**Requirement:** Reproduce the entries below word for word, starting with the first line and ending with the line that contains "option-label: New History State", both included.

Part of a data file

^^^^

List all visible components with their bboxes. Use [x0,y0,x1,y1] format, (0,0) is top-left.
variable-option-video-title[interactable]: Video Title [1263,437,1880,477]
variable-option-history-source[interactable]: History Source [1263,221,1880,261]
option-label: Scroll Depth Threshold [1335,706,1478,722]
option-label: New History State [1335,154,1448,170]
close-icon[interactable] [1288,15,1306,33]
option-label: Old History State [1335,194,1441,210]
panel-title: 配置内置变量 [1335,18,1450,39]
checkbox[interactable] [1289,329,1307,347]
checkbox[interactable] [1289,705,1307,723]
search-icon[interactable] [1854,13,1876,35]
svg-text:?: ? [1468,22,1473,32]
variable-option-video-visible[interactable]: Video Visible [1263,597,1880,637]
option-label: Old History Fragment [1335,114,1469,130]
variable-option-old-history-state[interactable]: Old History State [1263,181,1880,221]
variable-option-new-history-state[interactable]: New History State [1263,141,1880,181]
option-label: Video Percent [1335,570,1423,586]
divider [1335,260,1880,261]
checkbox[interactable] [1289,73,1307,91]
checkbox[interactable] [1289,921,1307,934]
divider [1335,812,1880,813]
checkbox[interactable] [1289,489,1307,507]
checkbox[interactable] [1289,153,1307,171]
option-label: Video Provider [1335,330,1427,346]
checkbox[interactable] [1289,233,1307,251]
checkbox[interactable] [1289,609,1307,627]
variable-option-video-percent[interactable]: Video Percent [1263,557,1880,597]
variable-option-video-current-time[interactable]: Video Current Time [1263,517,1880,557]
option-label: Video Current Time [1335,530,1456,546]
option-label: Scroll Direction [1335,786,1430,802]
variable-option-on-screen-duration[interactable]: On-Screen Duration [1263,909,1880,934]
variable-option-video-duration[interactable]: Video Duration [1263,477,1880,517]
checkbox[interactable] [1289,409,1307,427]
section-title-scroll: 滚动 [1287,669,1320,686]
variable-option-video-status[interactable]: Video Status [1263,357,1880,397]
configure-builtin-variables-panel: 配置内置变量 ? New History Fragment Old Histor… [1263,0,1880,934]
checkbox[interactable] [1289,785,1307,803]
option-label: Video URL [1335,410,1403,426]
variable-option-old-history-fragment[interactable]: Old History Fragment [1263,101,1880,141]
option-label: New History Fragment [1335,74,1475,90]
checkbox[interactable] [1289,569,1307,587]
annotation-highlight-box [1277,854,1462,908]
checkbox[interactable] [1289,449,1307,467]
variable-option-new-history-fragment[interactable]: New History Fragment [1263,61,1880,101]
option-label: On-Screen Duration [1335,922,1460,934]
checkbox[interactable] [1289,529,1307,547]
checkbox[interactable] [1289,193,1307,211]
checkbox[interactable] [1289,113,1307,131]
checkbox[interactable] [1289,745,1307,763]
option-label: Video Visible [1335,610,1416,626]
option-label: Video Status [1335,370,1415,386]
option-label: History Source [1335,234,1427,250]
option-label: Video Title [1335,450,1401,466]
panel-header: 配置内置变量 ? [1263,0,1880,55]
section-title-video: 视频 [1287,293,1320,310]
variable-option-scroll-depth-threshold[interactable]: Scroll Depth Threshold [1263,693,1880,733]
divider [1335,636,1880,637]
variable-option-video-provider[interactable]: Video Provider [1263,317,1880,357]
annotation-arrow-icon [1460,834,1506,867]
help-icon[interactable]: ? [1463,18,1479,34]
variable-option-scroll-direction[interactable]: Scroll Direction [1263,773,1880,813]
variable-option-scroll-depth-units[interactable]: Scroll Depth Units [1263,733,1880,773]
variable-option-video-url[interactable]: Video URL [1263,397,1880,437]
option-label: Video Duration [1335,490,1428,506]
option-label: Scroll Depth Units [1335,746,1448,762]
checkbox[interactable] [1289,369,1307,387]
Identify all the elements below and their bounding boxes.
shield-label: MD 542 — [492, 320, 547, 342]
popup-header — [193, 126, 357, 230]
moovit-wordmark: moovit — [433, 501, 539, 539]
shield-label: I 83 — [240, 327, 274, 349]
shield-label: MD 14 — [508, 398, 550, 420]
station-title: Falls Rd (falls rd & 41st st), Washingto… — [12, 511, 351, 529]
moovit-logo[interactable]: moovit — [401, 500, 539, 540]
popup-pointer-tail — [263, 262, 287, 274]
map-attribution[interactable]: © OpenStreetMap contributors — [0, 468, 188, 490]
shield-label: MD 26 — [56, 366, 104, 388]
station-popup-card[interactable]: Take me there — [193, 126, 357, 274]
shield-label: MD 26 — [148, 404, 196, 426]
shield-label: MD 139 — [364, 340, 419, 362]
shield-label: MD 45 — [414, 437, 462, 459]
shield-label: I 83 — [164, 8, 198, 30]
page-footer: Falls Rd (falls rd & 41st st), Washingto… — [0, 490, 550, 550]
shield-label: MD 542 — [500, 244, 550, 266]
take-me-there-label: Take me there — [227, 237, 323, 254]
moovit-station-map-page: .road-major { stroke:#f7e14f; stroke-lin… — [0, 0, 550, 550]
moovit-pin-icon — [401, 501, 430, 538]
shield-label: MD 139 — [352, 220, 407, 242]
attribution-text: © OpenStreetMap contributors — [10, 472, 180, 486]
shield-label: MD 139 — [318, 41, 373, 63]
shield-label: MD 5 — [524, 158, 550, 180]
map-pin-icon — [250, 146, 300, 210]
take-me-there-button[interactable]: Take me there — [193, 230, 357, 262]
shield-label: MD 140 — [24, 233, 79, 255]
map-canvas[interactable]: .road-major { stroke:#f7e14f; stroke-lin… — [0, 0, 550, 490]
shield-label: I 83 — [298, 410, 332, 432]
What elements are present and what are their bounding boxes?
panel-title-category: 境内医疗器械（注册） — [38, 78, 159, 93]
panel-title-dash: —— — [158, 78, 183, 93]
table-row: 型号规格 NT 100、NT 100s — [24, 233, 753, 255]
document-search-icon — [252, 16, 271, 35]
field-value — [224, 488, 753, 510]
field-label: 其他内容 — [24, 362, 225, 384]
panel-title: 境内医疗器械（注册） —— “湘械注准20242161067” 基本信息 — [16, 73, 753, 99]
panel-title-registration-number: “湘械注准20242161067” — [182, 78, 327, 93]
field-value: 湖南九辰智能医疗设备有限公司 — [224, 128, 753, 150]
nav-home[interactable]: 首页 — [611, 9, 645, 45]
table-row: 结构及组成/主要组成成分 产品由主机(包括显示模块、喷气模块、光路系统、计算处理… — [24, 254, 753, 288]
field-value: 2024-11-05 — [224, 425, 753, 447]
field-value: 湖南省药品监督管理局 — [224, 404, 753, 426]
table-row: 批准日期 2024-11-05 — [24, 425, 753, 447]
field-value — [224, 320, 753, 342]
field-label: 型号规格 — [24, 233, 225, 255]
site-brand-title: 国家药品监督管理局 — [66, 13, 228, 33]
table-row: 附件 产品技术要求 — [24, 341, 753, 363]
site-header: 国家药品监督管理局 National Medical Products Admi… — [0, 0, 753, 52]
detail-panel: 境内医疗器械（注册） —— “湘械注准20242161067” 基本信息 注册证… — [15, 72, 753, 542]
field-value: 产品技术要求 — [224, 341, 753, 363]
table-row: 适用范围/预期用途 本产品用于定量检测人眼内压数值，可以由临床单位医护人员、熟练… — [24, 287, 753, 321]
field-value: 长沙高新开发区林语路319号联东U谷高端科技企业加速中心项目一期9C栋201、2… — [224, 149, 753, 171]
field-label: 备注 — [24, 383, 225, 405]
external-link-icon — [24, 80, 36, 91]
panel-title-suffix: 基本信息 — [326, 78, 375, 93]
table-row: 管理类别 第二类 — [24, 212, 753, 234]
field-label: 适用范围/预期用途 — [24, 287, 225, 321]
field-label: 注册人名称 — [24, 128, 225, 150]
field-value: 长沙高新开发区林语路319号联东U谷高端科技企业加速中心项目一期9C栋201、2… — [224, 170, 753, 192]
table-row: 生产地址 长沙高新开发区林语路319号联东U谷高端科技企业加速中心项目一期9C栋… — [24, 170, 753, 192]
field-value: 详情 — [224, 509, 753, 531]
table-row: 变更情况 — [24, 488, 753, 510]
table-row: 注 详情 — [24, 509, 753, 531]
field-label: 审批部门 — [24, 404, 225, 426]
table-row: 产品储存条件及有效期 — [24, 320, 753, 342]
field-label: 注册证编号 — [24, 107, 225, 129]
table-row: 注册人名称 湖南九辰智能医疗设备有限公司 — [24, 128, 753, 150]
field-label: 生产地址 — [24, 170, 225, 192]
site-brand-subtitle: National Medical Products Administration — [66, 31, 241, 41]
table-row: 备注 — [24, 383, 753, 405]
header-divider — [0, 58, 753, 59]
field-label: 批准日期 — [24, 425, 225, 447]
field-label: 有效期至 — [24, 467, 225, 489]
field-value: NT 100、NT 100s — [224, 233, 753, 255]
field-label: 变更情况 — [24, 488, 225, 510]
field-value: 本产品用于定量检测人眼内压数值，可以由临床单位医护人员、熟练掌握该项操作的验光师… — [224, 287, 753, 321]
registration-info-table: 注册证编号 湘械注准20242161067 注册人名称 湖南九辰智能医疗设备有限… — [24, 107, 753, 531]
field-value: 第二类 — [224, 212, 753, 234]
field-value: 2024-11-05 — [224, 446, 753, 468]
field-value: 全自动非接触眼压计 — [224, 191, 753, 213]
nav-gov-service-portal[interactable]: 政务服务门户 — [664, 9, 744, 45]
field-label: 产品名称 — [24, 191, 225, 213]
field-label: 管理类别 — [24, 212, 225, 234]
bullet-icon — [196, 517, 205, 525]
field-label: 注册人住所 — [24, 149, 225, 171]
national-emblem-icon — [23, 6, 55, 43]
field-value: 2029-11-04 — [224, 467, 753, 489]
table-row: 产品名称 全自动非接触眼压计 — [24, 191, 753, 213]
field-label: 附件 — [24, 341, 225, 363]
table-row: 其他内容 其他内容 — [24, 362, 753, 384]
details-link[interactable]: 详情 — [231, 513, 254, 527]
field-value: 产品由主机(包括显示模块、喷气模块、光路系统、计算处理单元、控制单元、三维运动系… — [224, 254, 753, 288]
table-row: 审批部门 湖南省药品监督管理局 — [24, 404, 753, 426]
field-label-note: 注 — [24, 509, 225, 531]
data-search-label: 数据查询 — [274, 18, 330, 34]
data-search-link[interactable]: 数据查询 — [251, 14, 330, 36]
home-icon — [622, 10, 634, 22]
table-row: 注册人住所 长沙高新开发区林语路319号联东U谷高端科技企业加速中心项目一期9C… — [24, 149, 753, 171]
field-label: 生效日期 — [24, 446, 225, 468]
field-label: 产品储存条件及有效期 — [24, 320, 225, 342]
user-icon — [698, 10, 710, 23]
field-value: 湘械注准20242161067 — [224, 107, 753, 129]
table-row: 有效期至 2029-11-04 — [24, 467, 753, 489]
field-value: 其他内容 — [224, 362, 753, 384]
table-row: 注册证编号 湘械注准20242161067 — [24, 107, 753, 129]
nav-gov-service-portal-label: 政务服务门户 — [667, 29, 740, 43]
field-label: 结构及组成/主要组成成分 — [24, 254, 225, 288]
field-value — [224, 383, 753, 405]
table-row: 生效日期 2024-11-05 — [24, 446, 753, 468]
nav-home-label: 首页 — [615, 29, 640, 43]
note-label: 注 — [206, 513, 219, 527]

^^^^

**Problem solution:**
List all visible components with their bboxes. Use [x0,y0,x1,y1] format, (0,0) is top-left.
variable-option-video-title[interactable]: Video Title [1263,437,1880,477]
variable-option-history-source[interactable]: History Source [1263,221,1880,261]
option-label: Scroll Depth Threshold [1335,706,1478,722]
option-label: New History State [1335,154,1448,170]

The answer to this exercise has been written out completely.